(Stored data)
┄┄┄┄┄┄┄┄┄┄
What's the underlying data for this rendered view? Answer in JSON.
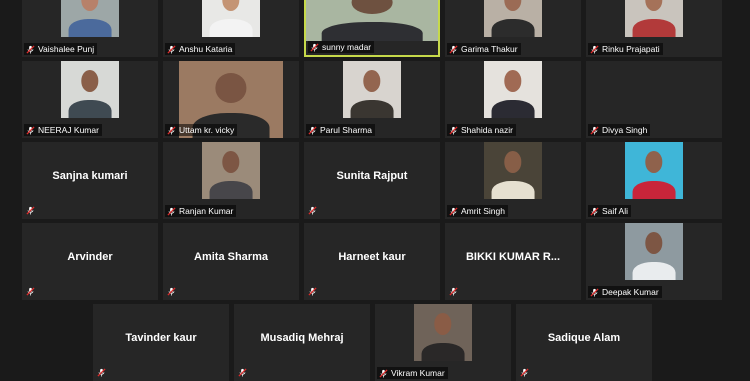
{
  "meeting": {
    "participants": [
      {
        "name": "Vaishalee Punj",
        "caption": true,
        "video": "person",
        "bg": "#9da7a7",
        "skin": "#b7816a",
        "shirt": "#4b6a9c"
      },
      {
        "name": "Anshu Kataria",
        "caption": true,
        "video": "person",
        "bg": "#e8e8e6",
        "skin": "#c49474",
        "shirt": "#f3f3f3"
      },
      {
        "name": "sunny madar",
        "caption": true,
        "video": "person",
        "bg": "#a9b6a1",
        "skin": "#6e5140",
        "shirt": "#2e2f33",
        "active": true
      },
      {
        "name": "Garima Thakur",
        "caption": true,
        "video": "person",
        "bg": "#b9b0a5",
        "skin": "#9b6b55",
        "shirt": "#2c2c2c"
      },
      {
        "name": "Rinku Prajapati",
        "caption": true,
        "video": "person",
        "bg": "#c9c4bd",
        "skin": "#a57259",
        "shirt": "#b23a3a"
      },
      {
        "name": "NEERAJ Kumar",
        "caption": true,
        "video": "person",
        "bg": "#d7d9d6",
        "skin": "#8a5f49",
        "shirt": "#3f4a52"
      },
      {
        "name": "Uttam kr. vicky",
        "caption": true,
        "video": "person",
        "bg": "#9b7a62",
        "skin": "#7a5543",
        "shirt": "#2a2a2a"
      },
      {
        "name": "Parul Sharma",
        "caption": true,
        "video": "person",
        "bg": "#d8d4cf",
        "skin": "#93654f",
        "shirt": "#3a3631"
      },
      {
        "name": "Shahida nazir",
        "caption": true,
        "video": "person",
        "bg": "#e5e2dd",
        "skin": "#a06a54",
        "shirt": "#2b2b33"
      },
      {
        "name": "Divya Singh",
        "caption": true,
        "video": "none"
      },
      {
        "name": "Sanjna kumari",
        "caption": false,
        "video": "none"
      },
      {
        "name": "Ranjan Kumar",
        "caption": true,
        "video": "person",
        "bg": "#9b8b7a",
        "skin": "#7d5644",
        "shirt": "#47464a"
      },
      {
        "name": "Sunita Rajput",
        "caption": false,
        "video": "none"
      },
      {
        "name": "Amrit Singh",
        "caption": true,
        "video": "person",
        "bg": "#4a4438",
        "skin": "#875e47",
        "shirt": "#e6e0d0"
      },
      {
        "name": "Saif Ali",
        "caption": true,
        "video": "person",
        "bg": "#3fb6d8",
        "skin": "#8f624c",
        "shirt": "#c8253a"
      },
      {
        "name": "Arvinder",
        "caption": false,
        "video": "none"
      },
      {
        "name": "Amita Sharma",
        "caption": false,
        "video": "none"
      },
      {
        "name": "Harneet kaur",
        "caption": false,
        "video": "none"
      },
      {
        "name": "BIKKI KUMAR R...",
        "caption": false,
        "video": "none"
      },
      {
        "name": "Deepak Kumar",
        "caption": true,
        "video": "person",
        "bg": "#8e9aa0",
        "skin": "#7d5644",
        "shirt": "#e9ecee"
      },
      {
        "name": "Tavinder kaur",
        "caption": false,
        "video": "none"
      },
      {
        "name": "Musadiq Mehraj",
        "caption": false,
        "video": "none"
      },
      {
        "name": "Vikram Kumar",
        "caption": true,
        "video": "person",
        "bg": "#6f6359",
        "skin": "#8a5c46",
        "shirt": "#2a2828"
      },
      {
        "name": "Sadique Alam",
        "caption": false,
        "video": "none"
      }
    ]
  },
  "colors": {
    "tile_bg": "#262626",
    "page_bg": "#1a1a1a",
    "active_border": "#c6d94a",
    "muted_mic": "#e02b2b"
  }
}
┄┄┄┄┄┄┄┄┄┄
Request:
Images must not appear in the copy; reproduce everything else in the records verbatim.

Reply:
What's the underlying data for this rendered view? Answer in JSON.
{
  "meeting": {
    "participants": [
      {
        "name": "Vaishalee Punj",
        "caption": true,
        "video": "person",
        "bg": "#9da7a7",
        "skin": "#b7816a",
        "shirt": "#4b6a9c"
      },
      {
        "name": "Anshu Kataria",
        "caption": true,
        "video": "person",
        "bg": "#e8e8e6",
        "skin": "#c49474",
        "shirt": "#f3f3f3"
      },
      {
        "name": "sunny madar",
        "caption": true,
        "video": "person",
        "bg": "#a9b6a1",
        "skin": "#6e5140",
        "shirt": "#2e2f33",
        "active": true
      },
      {
        "name": "Garima Thakur",
        "caption": true,
        "video": "person",
        "bg": "#b9b0a5",
        "skin": "#9b6b55",
        "shirt": "#2c2c2c"
      },
      {
        "name": "Rinku Prajapati",
        "caption": true,
        "video": "person",
        "bg": "#c9c4bd",
        "skin": "#a57259",
        "shirt": "#b23a3a"
      },
      {
        "name": "NEERAJ Kumar",
        "caption": true,
        "video": "person",
        "bg": "#d7d9d6",
        "skin": "#8a5f49",
        "shirt": "#3f4a52"
      },
      {
        "name": "Uttam kr. vicky",
        "caption": true,
        "video": "person",
        "bg": "#9b7a62",
        "skin": "#7a5543",
        "shirt": "#2a2a2a"
      },
      {
        "name": "Parul Sharma",
        "caption": true,
        "video": "person",
        "bg": "#d8d4cf",
        "skin": "#93654f",
        "shirt": "#3a3631"
      },
      {
        "name": "Shahida nazir",
        "caption": true,
        "video": "person",
        "bg": "#e5e2dd",
        "skin": "#a06a54",
        "shirt": "#2b2b33"
      },
      {
        "name": "Divya Singh",
        "caption": true,
        "video": "none"
      },
      {
        "name": "Sanjna kumari",
        "caption": false,
        "video": "none"
      },
      {
        "name": "Ranjan Kumar",
        "caption": true,
        "video": "person",
        "bg": "#9b8b7a",
        "skin": "#7d5644",
        "shirt": "#47464a"
      },
      {
        "name": "Sunita Rajput",
        "caption": false,
        "video": "none"
      },
      {
        "name": "Amrit Singh",
        "caption": true,
        "video": "person",
        "bg": "#4a4438",
        "skin": "#875e47",
        "shirt": "#e6e0d0"
      },
      {
        "name": "Saif Ali",
        "caption": true,
        "video": "person",
        "bg": "#3fb6d8",
        "skin": "#8f624c",
        "shirt": "#c8253a"
      },
      {
        "name": "Arvinder",
        "caption": false,
        "video": "none"
      },
      {
        "name": "Amita Sharma",
        "caption": false,
        "video": "none"
      },
      {
        "name": "Harneet kaur",
        "caption": false,
        "video": "none"
      },
      {
        "name": "BIKKI KUMAR R...",
        "caption": false,
        "video": "none"
      },
      {
        "name": "Deepak Kumar",
        "caption": true,
        "video": "person",
        "bg": "#8e9aa0",
        "skin": "#7d5644",
        "shirt": "#e9ecee"
      },
      {
        "name": "Tavinder kaur",
        "caption": false,
        "video": "none"
      },
      {
        "name": "Musadiq Mehraj",
        "caption": false,
        "video": "none"
      },
      {
        "name": "Vikram Kumar",
        "caption": true,
        "video": "person",
        "bg": "#6f6359",
        "skin": "#8a5c46",
        "shirt": "#2a2828"
      },
      {
        "name": "Sadique Alam",
        "caption": false,
        "video": "none"
      }
    ]
  },
  "colors": {
    "tile_bg": "#262626",
    "page_bg": "#1a1a1a",
    "active_border": "#c6d94a",
    "muted_mic": "#e02b2b"
  }
}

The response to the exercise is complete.